§ Instructions to follow
The records are to be restated in their entirety, word for word.

start Material for this exercise

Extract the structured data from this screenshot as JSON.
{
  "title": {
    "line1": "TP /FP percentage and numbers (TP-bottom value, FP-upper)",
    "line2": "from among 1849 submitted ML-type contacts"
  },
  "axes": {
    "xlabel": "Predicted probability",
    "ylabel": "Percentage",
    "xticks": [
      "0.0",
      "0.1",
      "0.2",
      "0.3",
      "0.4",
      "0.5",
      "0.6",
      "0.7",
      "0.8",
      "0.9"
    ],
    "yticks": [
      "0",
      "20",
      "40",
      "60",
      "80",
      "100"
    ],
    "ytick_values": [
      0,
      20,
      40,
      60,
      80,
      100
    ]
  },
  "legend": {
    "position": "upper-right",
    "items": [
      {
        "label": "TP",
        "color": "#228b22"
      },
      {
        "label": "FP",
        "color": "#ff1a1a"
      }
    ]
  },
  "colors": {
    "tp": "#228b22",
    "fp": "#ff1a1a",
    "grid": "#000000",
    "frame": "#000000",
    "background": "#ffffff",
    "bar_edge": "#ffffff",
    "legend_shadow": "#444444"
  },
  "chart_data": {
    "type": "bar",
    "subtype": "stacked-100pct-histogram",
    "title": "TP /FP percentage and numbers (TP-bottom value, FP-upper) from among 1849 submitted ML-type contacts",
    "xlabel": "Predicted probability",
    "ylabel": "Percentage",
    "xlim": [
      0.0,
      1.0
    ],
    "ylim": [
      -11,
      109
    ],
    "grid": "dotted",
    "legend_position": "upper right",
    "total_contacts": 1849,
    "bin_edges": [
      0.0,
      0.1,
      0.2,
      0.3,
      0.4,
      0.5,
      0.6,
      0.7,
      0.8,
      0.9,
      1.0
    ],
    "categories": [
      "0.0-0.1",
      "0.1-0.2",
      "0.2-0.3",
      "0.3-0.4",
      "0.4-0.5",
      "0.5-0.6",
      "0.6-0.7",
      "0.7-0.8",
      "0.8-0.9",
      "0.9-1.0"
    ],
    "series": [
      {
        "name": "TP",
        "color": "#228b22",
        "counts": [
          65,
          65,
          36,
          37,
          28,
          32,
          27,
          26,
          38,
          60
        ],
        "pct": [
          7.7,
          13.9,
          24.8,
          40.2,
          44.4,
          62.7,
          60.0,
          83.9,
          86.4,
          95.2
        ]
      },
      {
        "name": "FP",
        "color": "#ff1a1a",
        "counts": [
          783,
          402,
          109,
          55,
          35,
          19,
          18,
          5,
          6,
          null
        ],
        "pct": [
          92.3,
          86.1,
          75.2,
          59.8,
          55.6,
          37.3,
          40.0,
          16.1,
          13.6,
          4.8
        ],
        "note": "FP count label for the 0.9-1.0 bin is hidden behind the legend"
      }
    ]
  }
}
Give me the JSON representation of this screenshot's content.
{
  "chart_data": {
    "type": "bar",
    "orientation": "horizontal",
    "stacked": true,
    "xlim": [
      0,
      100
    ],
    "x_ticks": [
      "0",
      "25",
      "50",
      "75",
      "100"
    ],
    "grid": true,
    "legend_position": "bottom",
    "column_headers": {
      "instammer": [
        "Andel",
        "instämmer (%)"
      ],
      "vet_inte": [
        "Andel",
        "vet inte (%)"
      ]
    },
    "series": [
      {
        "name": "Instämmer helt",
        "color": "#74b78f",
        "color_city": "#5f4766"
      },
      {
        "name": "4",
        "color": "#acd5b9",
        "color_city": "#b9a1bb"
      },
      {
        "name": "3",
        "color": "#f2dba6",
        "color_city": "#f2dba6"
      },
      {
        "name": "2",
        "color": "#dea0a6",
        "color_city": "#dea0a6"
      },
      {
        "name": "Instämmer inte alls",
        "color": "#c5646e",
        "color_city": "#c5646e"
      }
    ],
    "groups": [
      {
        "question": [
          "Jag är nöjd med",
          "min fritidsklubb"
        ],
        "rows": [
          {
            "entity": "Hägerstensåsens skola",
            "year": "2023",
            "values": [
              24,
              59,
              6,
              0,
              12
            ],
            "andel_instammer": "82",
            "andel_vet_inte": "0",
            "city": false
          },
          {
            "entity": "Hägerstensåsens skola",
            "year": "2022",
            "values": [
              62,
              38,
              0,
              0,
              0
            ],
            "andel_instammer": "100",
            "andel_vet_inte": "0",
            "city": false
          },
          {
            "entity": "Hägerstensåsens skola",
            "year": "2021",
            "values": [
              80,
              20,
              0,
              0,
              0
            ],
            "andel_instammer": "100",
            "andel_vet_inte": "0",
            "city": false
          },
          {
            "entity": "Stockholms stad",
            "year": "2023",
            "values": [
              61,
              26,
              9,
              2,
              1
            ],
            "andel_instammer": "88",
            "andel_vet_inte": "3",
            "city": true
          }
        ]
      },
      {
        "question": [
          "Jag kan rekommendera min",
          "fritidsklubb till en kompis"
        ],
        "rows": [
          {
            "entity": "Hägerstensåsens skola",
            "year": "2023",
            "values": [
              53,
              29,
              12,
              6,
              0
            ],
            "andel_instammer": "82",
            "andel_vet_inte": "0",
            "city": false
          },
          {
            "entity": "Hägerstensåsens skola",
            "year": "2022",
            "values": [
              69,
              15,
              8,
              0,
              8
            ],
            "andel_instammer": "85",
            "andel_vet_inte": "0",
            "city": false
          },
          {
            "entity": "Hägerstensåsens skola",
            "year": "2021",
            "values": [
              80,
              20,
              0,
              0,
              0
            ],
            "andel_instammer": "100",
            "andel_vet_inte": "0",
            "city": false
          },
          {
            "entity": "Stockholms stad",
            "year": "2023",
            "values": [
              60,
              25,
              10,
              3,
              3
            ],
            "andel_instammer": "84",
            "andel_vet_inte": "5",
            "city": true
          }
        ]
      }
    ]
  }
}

end Material for this exercise

§ Answer to this problem
Extract the structured data from this screenshot as JSON.
{
  "title": {
    "line1": "TP /FP percentage and numbers (TP-bottom value, FP-upper)",
    "line2": "from among 1849 submitted ML-type contacts"
  },
  "axes": {
    "xlabel": "Predicted probability",
    "ylabel": "Percentage",
    "xticks": [
      "0.0",
      "0.1",
      "0.2",
      "0.3",
      "0.4",
      "0.5",
      "0.6",
      "0.7",
      "0.8",
      "0.9"
    ],
    "yticks": [
      "0",
      "20",
      "40",
      "60",
      "80",
      "100"
    ],
    "ytick_values": [
      0,
      20,
      40,
      60,
      80,
      100
    ]
  },
  "legend": {
    "position": "upper-right",
    "items": [
      {
        "label": "TP",
        "color": "#228b22"
      },
      {
        "label": "FP",
        "color": "#ff1a1a"
      }
    ]
  },
  "colors": {
    "tp": "#228b22",
    "fp": "#ff1a1a",
    "grid": "#000000",
    "frame": "#000000",
    "background": "#ffffff",
    "bar_edge": "#ffffff",
    "legend_shadow": "#444444"
  },
  "chart_data": {
    "type": "bar",
    "subtype": "stacked-100pct-histogram",
    "title": "TP /FP percentage and numbers (TP-bottom value, FP-upper) from among 1849 submitted ML-type contacts",
    "xlabel": "Predicted probability",
    "ylabel": "Percentage",
    "xlim": [
      0.0,
      1.0
    ],
    "ylim": [
      -11,
      109
    ],
    "grid": "dotted",
    "legend_position": "upper right",
    "total_contacts": 1849,
    "bin_edges": [
      0.0,
      0.1,
      0.2,
      0.3,
      0.4,
      0.5,
      0.6,
      0.7,
      0.8,
      0.9,
      1.0
    ],
    "categories": [
      "0.0-0.1",
      "0.1-0.2",
      "0.2-0.3",
      "0.3-0.4",
      "0.4-0.5",
      "0.5-0.6",
      "0.6-0.7",
      "0.7-0.8",
      "0.8-0.9",
      "0.9-1.0"
    ],
    "series": [
      {
        "name": "TP",
        "color": "#228b22",
        "counts": [
          65,
          65,
          36,
          37,
          28,
          32,
          27,
          26,
          38,
          60
        ],
        "pct": [
          7.7,
          13.9,
          24.8,
          40.2,
          44.4,
          62.7,
          60.0,
          83.9,
          86.4,
          95.2
        ]
      },
      {
        "name": "FP",
        "color": "#ff1a1a",
        "counts": [
          783,
          402,
          109,
          55,
          35,
          19,
          18,
          5,
          6,
          null
        ],
        "pct": [
          92.3,
          86.1,
          75.2,
          59.8,
          55.6,
          37.3,
          40.0,
          16.1,
          13.6,
          4.8
        ],
        "note": "FP count label for the 0.9-1.0 bin is hidden behind the legend"
      }
    ]
  }
}
Give me the JSON representation of this screenshot's content.
{
  "chart_data": {
    "type": "bar",
    "orientation": "horizontal",
    "stacked": true,
    "xlim": [
      0,
      100
    ],
    "x_ticks": [
      "0",
      "25",
      "50",
      "75",
      "100"
    ],
    "grid": true,
    "legend_position": "bottom",
    "column_headers": {
      "instammer": [
        "Andel",
        "instämmer (%)"
      ],
      "vet_inte": [
        "Andel",
        "vet inte (%)"
      ]
    },
    "series": [
      {
        "name": "Instämmer helt",
        "color": "#74b78f",
        "color_city": "#5f4766"
      },
      {
        "name": "4",
        "color": "#acd5b9",
        "color_city": "#b9a1bb"
      },
      {
        "name": "3",
        "color": "#f2dba6",
        "color_city": "#f2dba6"
      },
      {
        "name": "2",
        "color": "#dea0a6",
        "color_city": "#dea0a6"
      },
      {
        "name": "Instämmer inte alls",
        "color": "#c5646e",
        "color_city": "#c5646e"
      }
    ],
    "groups": [
      {
        "question": [
          "Jag är nöjd med",
          "min fritidsklubb"
        ],
        "rows": [
          {
            "entity": "Hägerstensåsens skola",
            "year": "2023",
            "values": [
              24,
              59,
              6,
              0,
              12
            ],
            "andel_instammer": "82",
            "andel_vet_inte": "0",
            "city": false
          },
          {
            "entity": "Hägerstensåsens skola",
            "year": "2022",
            "values": [
              62,
              38,
              0,
              0,
              0
            ],
            "andel_instammer": "100",
            "andel_vet_inte": "0",
            "city": false
          },
          {
            "entity": "Hägerstensåsens skola",
            "year": "2021",
            "values": [
              80,
              20,
              0,
              0,
              0
            ],
            "andel_instammer": "100",
            "andel_vet_inte": "0",
            "city": false
          },
          {
            "entity": "Stockholms stad",
            "year": "2023",
            "values": [
              61,
              26,
              9,
              2,
              1
            ],
            "andel_instammer": "88",
            "andel_vet_inte": "3",
            "city": true
          }
        ]
      },
      {
        "question": [
          "Jag kan rekommendera min",
          "fritidsklubb till en kompis"
        ],
        "rows": [
          {
            "entity": "Hägerstensåsens skola",
            "year": "2023",
            "values": [
              53,
              29,
              12,
              6,
              0
            ],
            "andel_instammer": "82",
            "andel_vet_inte": "0",
            "city": false
          },
          {
            "entity": "Hägerstensåsens skola",
            "year": "2022",
            "values": [
              69,
              15,
              8,
              0,
              8
            ],
            "andel_instammer": "85",
            "andel_vet_inte": "0",
            "city": false
          },
          {
            "entity": "Hägerstensåsens skola",
            "year": "2021",
            "values": [
              80,
              20,
              0,
              0,
              0
            ],
            "andel_instammer": "100",
            "andel_vet_inte": "0",
            "city": false
          },
          {
            "entity": "Stockholms stad",
            "year": "2023",
            "values": [
              60,
              25,
              10,
              3,
              3
            ],
            "andel_instammer": "84",
            "andel_vet_inte": "5",
            "city": true
          }
        ]
      }
    ]
  }
}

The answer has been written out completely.